SHORT EXERCISE: Make an exact copy of all the entries, but do not reproduce the pictures.
--- begin RECORDS PROVIDED ---
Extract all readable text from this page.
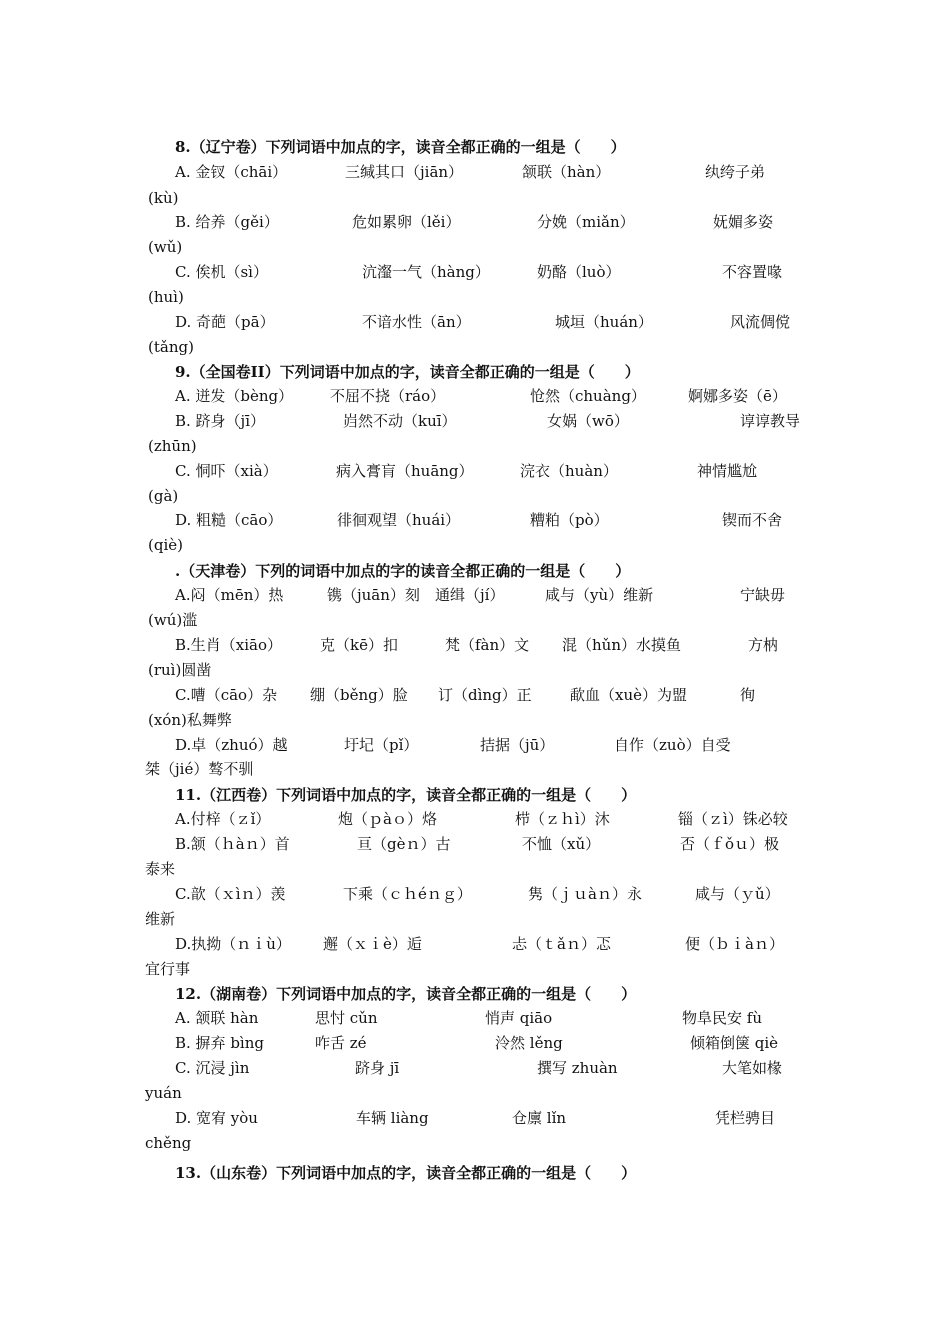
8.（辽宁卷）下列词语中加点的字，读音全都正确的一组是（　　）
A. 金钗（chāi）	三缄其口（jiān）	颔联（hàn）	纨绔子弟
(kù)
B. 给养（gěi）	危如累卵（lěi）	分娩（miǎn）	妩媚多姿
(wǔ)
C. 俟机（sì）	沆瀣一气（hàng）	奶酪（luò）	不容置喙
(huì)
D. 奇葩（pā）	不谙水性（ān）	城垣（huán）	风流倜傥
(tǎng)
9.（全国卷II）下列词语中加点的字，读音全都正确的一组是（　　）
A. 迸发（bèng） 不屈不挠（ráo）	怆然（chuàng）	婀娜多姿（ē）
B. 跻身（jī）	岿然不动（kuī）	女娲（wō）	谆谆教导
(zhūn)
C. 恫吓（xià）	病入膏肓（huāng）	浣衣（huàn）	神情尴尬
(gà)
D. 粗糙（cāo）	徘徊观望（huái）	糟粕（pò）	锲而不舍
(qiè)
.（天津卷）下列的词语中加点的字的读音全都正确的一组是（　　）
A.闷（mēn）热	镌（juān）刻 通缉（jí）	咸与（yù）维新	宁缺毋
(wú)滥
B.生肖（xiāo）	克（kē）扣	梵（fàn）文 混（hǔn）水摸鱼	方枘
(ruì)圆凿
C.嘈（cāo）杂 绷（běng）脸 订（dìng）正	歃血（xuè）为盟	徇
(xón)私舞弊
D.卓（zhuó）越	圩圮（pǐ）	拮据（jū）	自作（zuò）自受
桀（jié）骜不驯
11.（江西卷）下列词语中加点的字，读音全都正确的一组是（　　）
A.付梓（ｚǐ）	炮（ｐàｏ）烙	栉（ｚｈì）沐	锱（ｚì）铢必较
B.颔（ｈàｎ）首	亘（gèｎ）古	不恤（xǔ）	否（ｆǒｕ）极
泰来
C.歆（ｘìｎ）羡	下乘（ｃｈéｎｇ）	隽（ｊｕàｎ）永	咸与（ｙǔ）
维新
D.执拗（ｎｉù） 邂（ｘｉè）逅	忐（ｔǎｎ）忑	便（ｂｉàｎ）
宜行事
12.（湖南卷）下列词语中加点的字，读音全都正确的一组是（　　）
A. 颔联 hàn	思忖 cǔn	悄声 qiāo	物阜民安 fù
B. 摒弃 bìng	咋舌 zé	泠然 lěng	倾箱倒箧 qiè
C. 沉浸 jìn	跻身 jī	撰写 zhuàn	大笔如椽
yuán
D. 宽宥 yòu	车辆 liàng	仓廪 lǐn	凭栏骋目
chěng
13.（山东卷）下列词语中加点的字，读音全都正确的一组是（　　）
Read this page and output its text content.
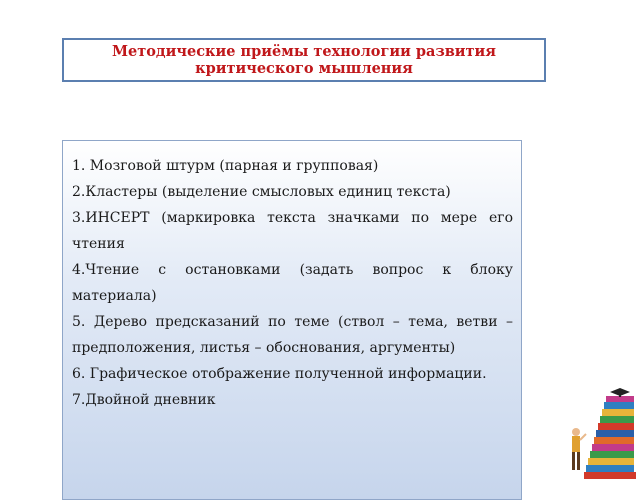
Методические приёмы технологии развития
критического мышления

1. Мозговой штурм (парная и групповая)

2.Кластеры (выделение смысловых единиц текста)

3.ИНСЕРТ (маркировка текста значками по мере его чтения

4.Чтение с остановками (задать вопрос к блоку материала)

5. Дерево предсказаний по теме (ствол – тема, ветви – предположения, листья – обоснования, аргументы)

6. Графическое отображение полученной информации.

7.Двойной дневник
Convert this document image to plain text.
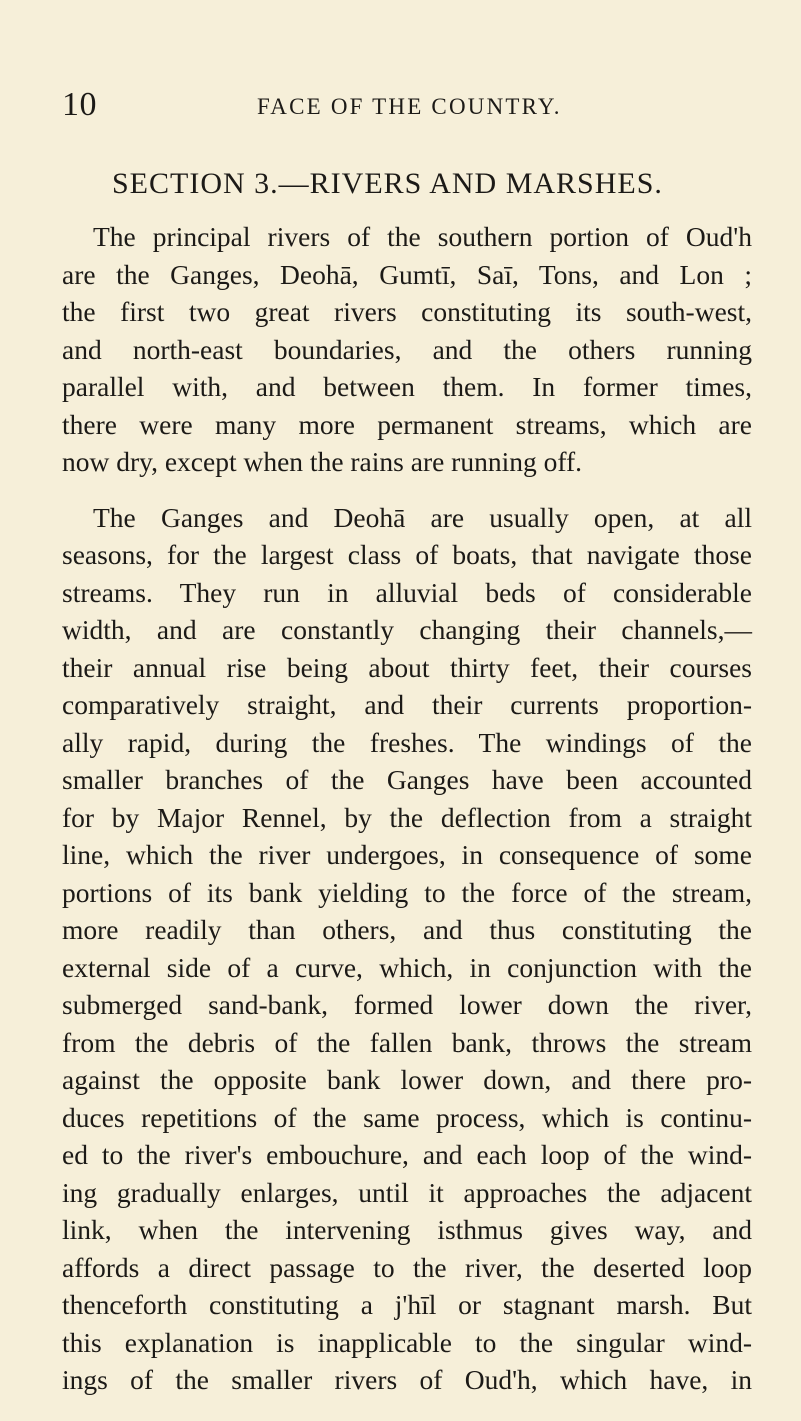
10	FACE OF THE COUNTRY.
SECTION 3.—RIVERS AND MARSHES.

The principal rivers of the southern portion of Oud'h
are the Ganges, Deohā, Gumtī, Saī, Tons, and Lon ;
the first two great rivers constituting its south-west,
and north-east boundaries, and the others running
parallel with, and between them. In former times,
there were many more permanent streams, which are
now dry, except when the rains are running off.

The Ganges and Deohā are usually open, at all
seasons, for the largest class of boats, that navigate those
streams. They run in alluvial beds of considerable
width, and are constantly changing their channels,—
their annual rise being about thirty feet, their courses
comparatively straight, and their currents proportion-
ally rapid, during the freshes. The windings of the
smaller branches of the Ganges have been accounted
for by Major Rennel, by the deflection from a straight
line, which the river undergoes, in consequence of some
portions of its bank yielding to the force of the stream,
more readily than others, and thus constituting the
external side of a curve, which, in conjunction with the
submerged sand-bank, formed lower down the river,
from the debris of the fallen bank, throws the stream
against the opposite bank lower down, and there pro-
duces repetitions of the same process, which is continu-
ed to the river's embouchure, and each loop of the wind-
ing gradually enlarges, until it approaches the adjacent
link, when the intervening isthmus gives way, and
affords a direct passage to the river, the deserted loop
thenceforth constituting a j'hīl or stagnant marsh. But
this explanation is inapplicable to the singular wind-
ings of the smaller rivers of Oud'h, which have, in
--- end RECORDS PROVIDED ---
RESULT:
Extract all readable text from this page.
8.（辽宁卷）下列词语中加点的字，读音全都正确的一组是（　　）
A. 金钗（chāi）	三缄其口（jiān）	颔联（hàn）	纨绔子弟
(kù)
B. 给养（gěi）	危如累卵（lěi）	分娩（miǎn）	妩媚多姿
(wǔ)
C. 俟机（sì）	沆瀣一气（hàng）	奶酪（luò）	不容置喙
(huì)
D. 奇葩（pā）	不谙水性（ān）	城垣（huán）	风流倜傥
(tǎng)
9.（全国卷II）下列词语中加点的字，读音全都正确的一组是（　　）
A. 迸发（bèng） 不屈不挠（ráo）	怆然（chuàng）	婀娜多姿（ē）
B. 跻身（jī）	岿然不动（kuī）	女娲（wō）	谆谆教导
(zhūn)
C. 恫吓（xià）	病入膏肓（huāng）	浣衣（huàn）	神情尴尬
(gà)
D. 粗糙（cāo）	徘徊观望（huái）	糟粕（pò）	锲而不舍
(qiè)
.（天津卷）下列的词语中加点的字的读音全都正确的一组是（　　）
A.闷（mēn）热	镌（juān）刻 通缉（jí）	咸与（yù）维新	宁缺毋
(wú)滥
B.生肖（xiāo）	克（kē）扣	梵（fàn）文 混（hǔn）水摸鱼	方枘
(ruì)圆凿
C.嘈（cāo）杂 绷（běng）脸 订（dìng）正	歃血（xuè）为盟	徇
(xón)私舞弊
D.卓（zhuó）越	圩圮（pǐ）	拮据（jū）	自作（zuò）自受
桀（jié）骜不驯
11.（江西卷）下列词语中加点的字，读音全都正确的一组是（　　）
A.付梓（ｚǐ）	炮（ｐàｏ）烙	栉（ｚｈì）沐	锱（ｚì）铢必较
B.颔（ｈàｎ）首	亘（gèｎ）古	不恤（xǔ）	否（ｆǒｕ）极
泰来
C.歆（ｘìｎ）羡	下乘（ｃｈéｎｇ）	隽（ｊｕàｎ）永	咸与（ｙǔ）
维新
D.执拗（ｎｉù） 邂（ｘｉè）逅	忐（ｔǎｎ）忑	便（ｂｉàｎ）
宜行事
12.（湖南卷）下列词语中加点的字，读音全都正确的一组是（　　）
A. 颔联 hàn	思忖 cǔn	悄声 qiāo	物阜民安 fù
B. 摒弃 bìng	咋舌 zé	泠然 lěng	倾箱倒箧 qiè
C. 沉浸 jìn	跻身 jī	撰写 zhuàn	大笔如椽
yuán
D. 宽宥 yòu	车辆 liàng	仓廪 lǐn	凭栏骋目
chěng
13.（山东卷）下列词语中加点的字，读音全都正确的一组是（　　）
Read this page and output its text content.
Методические приёмы технологии развития
критического мышления

1. Мозговой штурм (парная и групповая)

2.Кластеры (выделение смысловых единиц текста)

3.ИНСЕРТ (маркировка текста значками по мере его чтения

4.Чтение с остановками (задать вопрос к блоку материала)

5. Дерево предсказаний по теме (ствол – тема, ветви – предположения, листья – обоснования, аргументы)

6. Графическое отображение полученной информации.

7.Двойной дневник
Convert this document image to plain text.
10	FACE OF THE COUNTRY.
SECTION 3.—RIVERS AND MARSHES.

The principal rivers of the southern portion of Oud'h
are the Ganges, Deohā, Gumtī, Saī, Tons, and Lon ;
the first two great rivers constituting its south-west,
and north-east boundaries, and the others running
parallel with, and between them. In former times,
there were many more permanent streams, which are
now dry, except when the rains are running off.

The Ganges and Deohā are usually open, at all
seasons, for the largest class of boats, that navigate those
streams. They run in alluvial beds of considerable
width, and are constantly changing their channels,—
their annual rise being about thirty feet, their courses
comparatively straight, and their currents proportion-
ally rapid, during the freshes. The windings of the
smaller branches of the Ganges have been accounted
for by Major Rennel, by the deflection from a straight
line, which the river undergoes, in consequence of some
portions of its bank yielding to the force of the stream,
more readily than others, and thus constituting the
external side of a curve, which, in conjunction with the
submerged sand-bank, formed lower down the river,
from the debris of the fallen bank, throws the stream
against the opposite bank lower down, and there pro-
duces repetitions of the same process, which is continu-
ed to the river's embouchure, and each loop of the wind-
ing gradually enlarges, until it approaches the adjacent
link, when the intervening isthmus gives way, and
affords a direct passage to the river, the deserted loop
thenceforth constituting a j'hīl or stagnant marsh. But
this explanation is inapplicable to the singular wind-
ings of the smaller rivers of Oud'h, which have, in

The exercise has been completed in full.